■ **Given task**: Scan the lines below for the string "Speed" and copy every one that has it.
— start Records shown —
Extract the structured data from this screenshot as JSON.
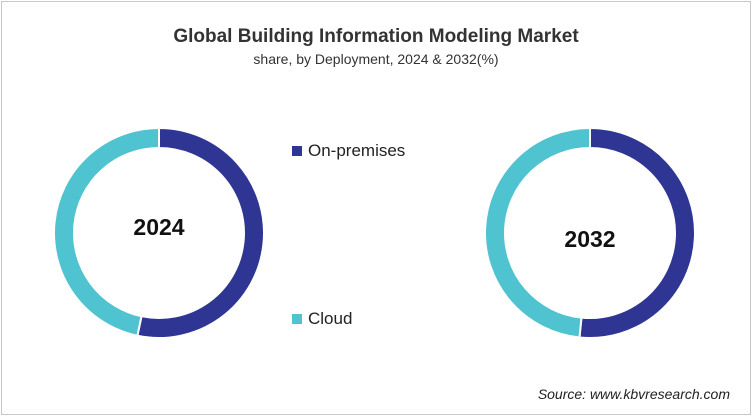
{
  "chart_data": {
    "type": "pie",
    "title": "Global Building Information Modeling Market",
    "subtitle": "share, by Deployment, 2024 & 2032(%)",
    "legend": [
      {
        "name": "On-premises",
        "color": "#2e3592"
      },
      {
        "name": "Cloud",
        "color": "#4fc3cf"
      }
    ],
    "charts": [
      {
        "label": "2024",
        "values": [
          53.3,
          46.7
        ]
      },
      {
        "label": "2032",
        "values": [
          51.6,
          48.4
        ]
      }
    ],
    "legend_placement": "center"
  },
  "source": "Source: www.kbvresearch.com"
}
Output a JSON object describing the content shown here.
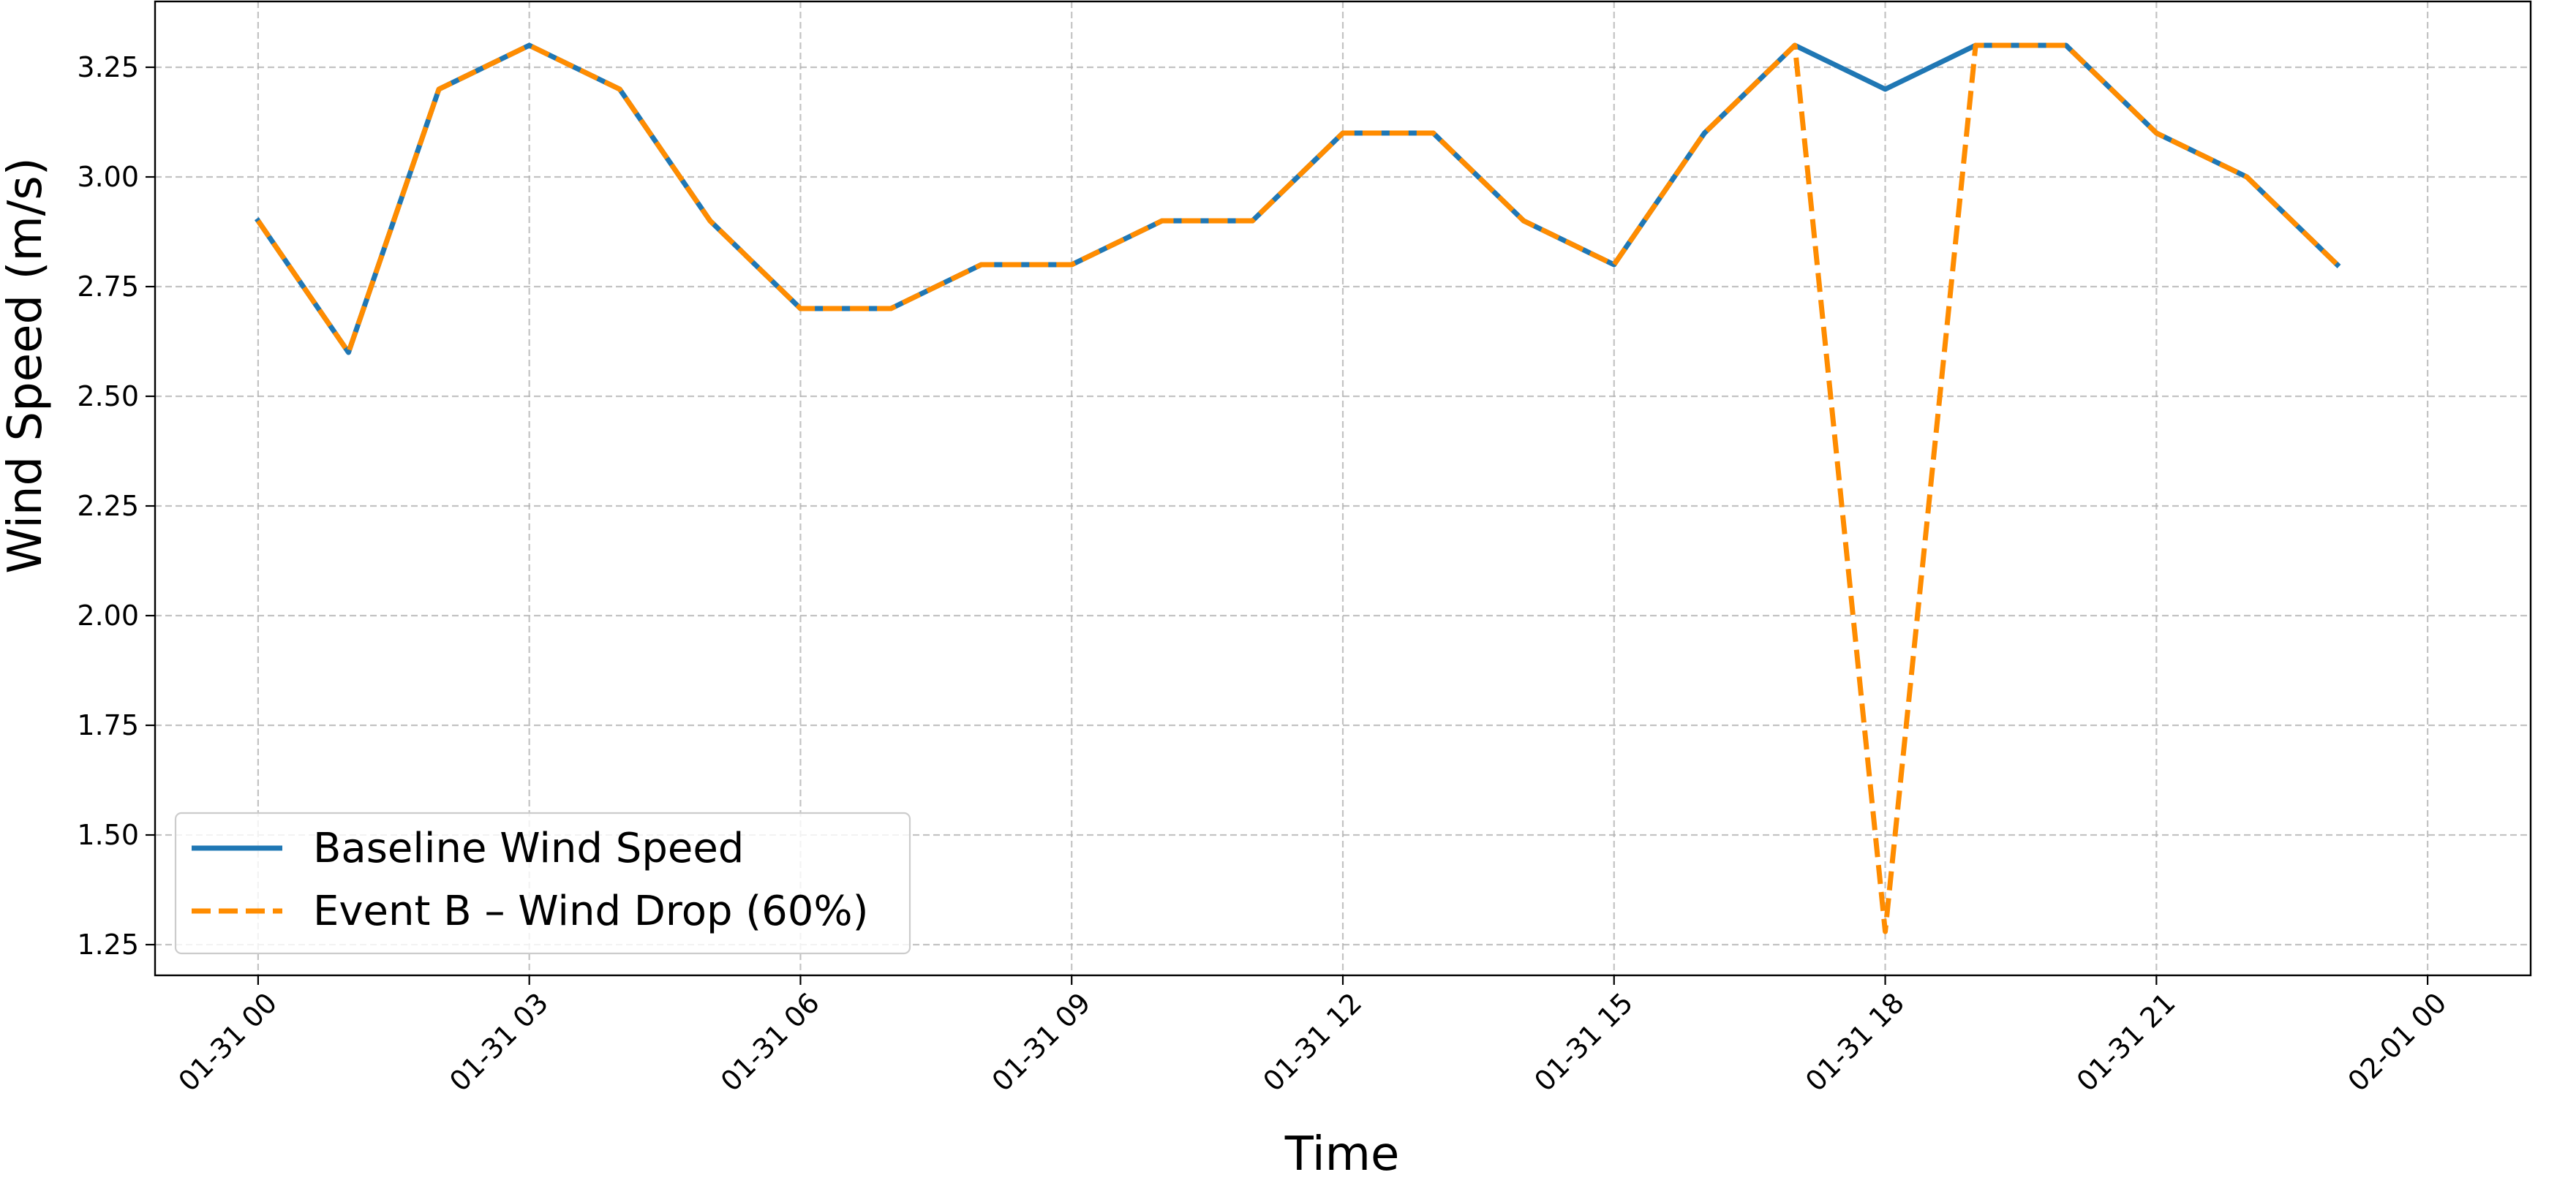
{
  "chart_data": {
    "type": "line",
    "title": "",
    "xlabel": "Time",
    "ylabel": "Wind Speed (m/s)",
    "x_start": "2024-01-31 00:00",
    "x_step_hours": 1,
    "x": [
      "01-31 00",
      "01-31 01",
      "01-31 02",
      "01-31 03",
      "01-31 04",
      "01-31 05",
      "01-31 06",
      "01-31 07",
      "01-31 08",
      "01-31 09",
      "01-31 10",
      "01-31 11",
      "01-31 12",
      "01-31 13",
      "01-31 14",
      "01-31 15",
      "01-31 16",
      "01-31 17",
      "01-31 18",
      "01-31 19",
      "01-31 20",
      "01-31 21",
      "01-31 22",
      "01-31 23"
    ],
    "xticks": [
      "01-31 00",
      "01-31 03",
      "01-31 06",
      "01-31 09",
      "01-31 12",
      "01-31 15",
      "01-31 18",
      "01-31 21",
      "02-01 00"
    ],
    "xlim_hours": [
      -1.14,
      25.14
    ],
    "ylim": [
      1.18,
      3.4
    ],
    "yticks": [
      "1.25",
      "1.50",
      "1.75",
      "2.00",
      "2.25",
      "2.50",
      "2.75",
      "3.00",
      "3.25"
    ],
    "grid": true,
    "legend_position": "lower-left",
    "series": [
      {
        "name": "Baseline Wind Speed",
        "color": "#1f77b4",
        "style": "solid",
        "values": [
          2.9,
          2.6,
          3.2,
          3.3,
          3.2,
          2.9,
          2.7,
          2.7,
          2.8,
          2.8,
          2.9,
          2.9,
          3.1,
          3.1,
          2.9,
          2.8,
          3.1,
          3.3,
          3.2,
          3.3,
          3.3,
          3.1,
          3.0,
          2.8
        ]
      },
      {
        "name": "Event B – Wind Drop (60%)",
        "color": "#ff8c00",
        "style": "dashed",
        "values": [
          2.9,
          2.6,
          3.2,
          3.3,
          3.2,
          2.9,
          2.7,
          2.7,
          2.8,
          2.8,
          2.9,
          2.9,
          3.1,
          3.1,
          2.9,
          2.8,
          3.1,
          3.3,
          1.28,
          3.3,
          3.3,
          3.1,
          3.0,
          2.8
        ]
      }
    ]
  }
}
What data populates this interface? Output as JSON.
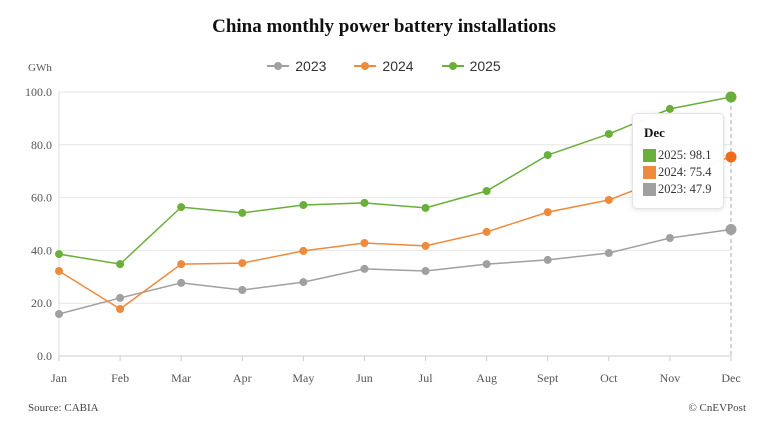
{
  "chart_data": {
    "type": "line",
    "title": "China monthly power battery installations",
    "ylabel": "GWh",
    "categories": [
      "Jan",
      "Feb",
      "Mar",
      "Apr",
      "May",
      "Jun",
      "Jul",
      "Aug",
      "Sept",
      "Oct",
      "Nov",
      "Dec"
    ],
    "ylim": [
      0,
      100
    ],
    "yticks": [
      "0.0",
      "20.0",
      "40.0",
      "60.0",
      "80.0",
      "100.0"
    ],
    "grid": true,
    "legend_position": "top",
    "series": [
      {
        "name": "2023",
        "color": "#a0a0a0",
        "values": [
          15.9,
          22.0,
          27.7,
          25.0,
          28.0,
          33.0,
          32.2,
          34.8,
          36.4,
          39.0,
          44.7,
          47.9
        ]
      },
      {
        "name": "2024",
        "color": "#ee8a3c",
        "values": [
          32.2,
          17.8,
          34.8,
          35.2,
          39.8,
          42.8,
          41.7,
          47.0,
          54.5,
          59.1,
          68.0,
          75.4
        ]
      },
      {
        "name": "2025",
        "color": "#6aaf3a",
        "values": [
          38.6,
          34.8,
          56.4,
          54.2,
          57.2,
          58.0,
          56.1,
          62.5,
          76.1,
          84.1,
          93.6,
          98.1
        ]
      }
    ],
    "tooltip": {
      "title": "Dec",
      "rows": [
        "2025: 98.1",
        "2024: 75.4",
        "2023: 47.9"
      ]
    }
  },
  "footer": {
    "source": "Source: CABIA",
    "copyright": "© CnEVPost"
  }
}
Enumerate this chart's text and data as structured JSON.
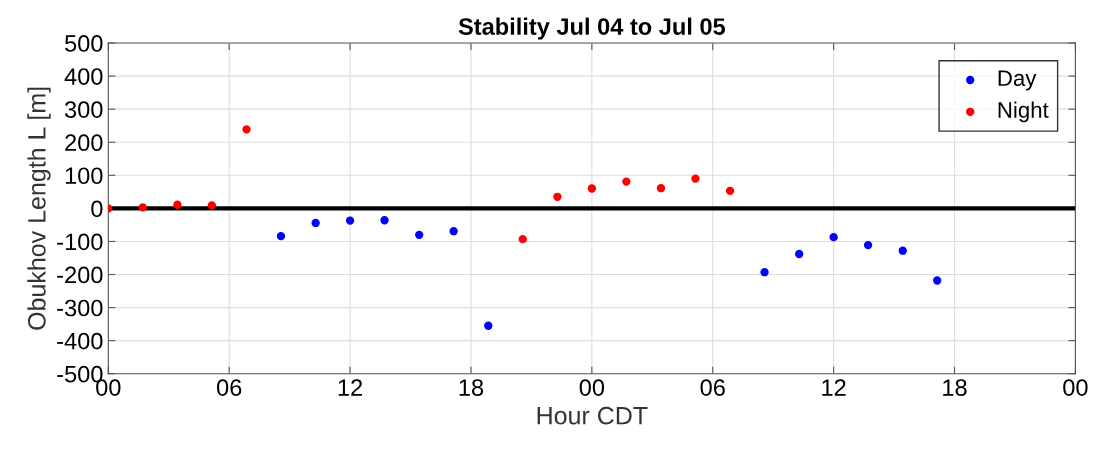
{
  "chart_data": {
    "type": "scatter",
    "title": "Stability Jul 04 to Jul 05",
    "xlabel": "Hour CDT",
    "ylabel": "Obukhov Length L [m]",
    "series": [
      {
        "name": "Day",
        "color": "#0000ff",
        "x": [
          8.57,
          10.29,
          12,
          13.71,
          15.43,
          17.14,
          18.86,
          32.57,
          34.29,
          36,
          37.71,
          39.43,
          41.14
        ],
        "values": [
          -84,
          -44,
          -37,
          -36,
          -80,
          -69,
          -355,
          -193,
          -138,
          -87,
          -111,
          -128,
          -218
        ]
      },
      {
        "name": "Night",
        "color": "#ff0000",
        "x": [
          0,
          1.71,
          3.43,
          5.14,
          6.86,
          20.57,
          22.29,
          24,
          25.71,
          27.43,
          29.14,
          30.86
        ],
        "values": [
          0,
          3,
          11,
          9,
          239,
          -93,
          35,
          60,
          81,
          61,
          90,
          53
        ]
      }
    ],
    "marker": "circle",
    "xlim": [
      0,
      48
    ],
    "xticks": [
      {
        "value": 0,
        "label": "00"
      },
      {
        "value": 6,
        "label": "06"
      },
      12,
      18,
      {
        "value": 24,
        "label": "00"
      },
      {
        "value": 30,
        "label": "06"
      },
      {
        "value": 36,
        "label": "12"
      },
      {
        "value": 42,
        "label": "18"
      },
      {
        "value": 48,
        "label": "00"
      }
    ],
    "ylim": [
      -500,
      500
    ],
    "yticks": [
      -500,
      -400,
      -300,
      -200,
      -100,
      0,
      100,
      200,
      300,
      400,
      500
    ],
    "ref_lines": [
      {
        "axis": "y",
        "value": 0,
        "color": "#000000",
        "line_style": "solid"
      }
    ],
    "grid": true,
    "legend": "top right"
  }
}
— end Records shown —
■ **Solution for this problem**:
    "ylabel": "Wind Speed (m/s)",
        "name": "Baseline Wind Speed",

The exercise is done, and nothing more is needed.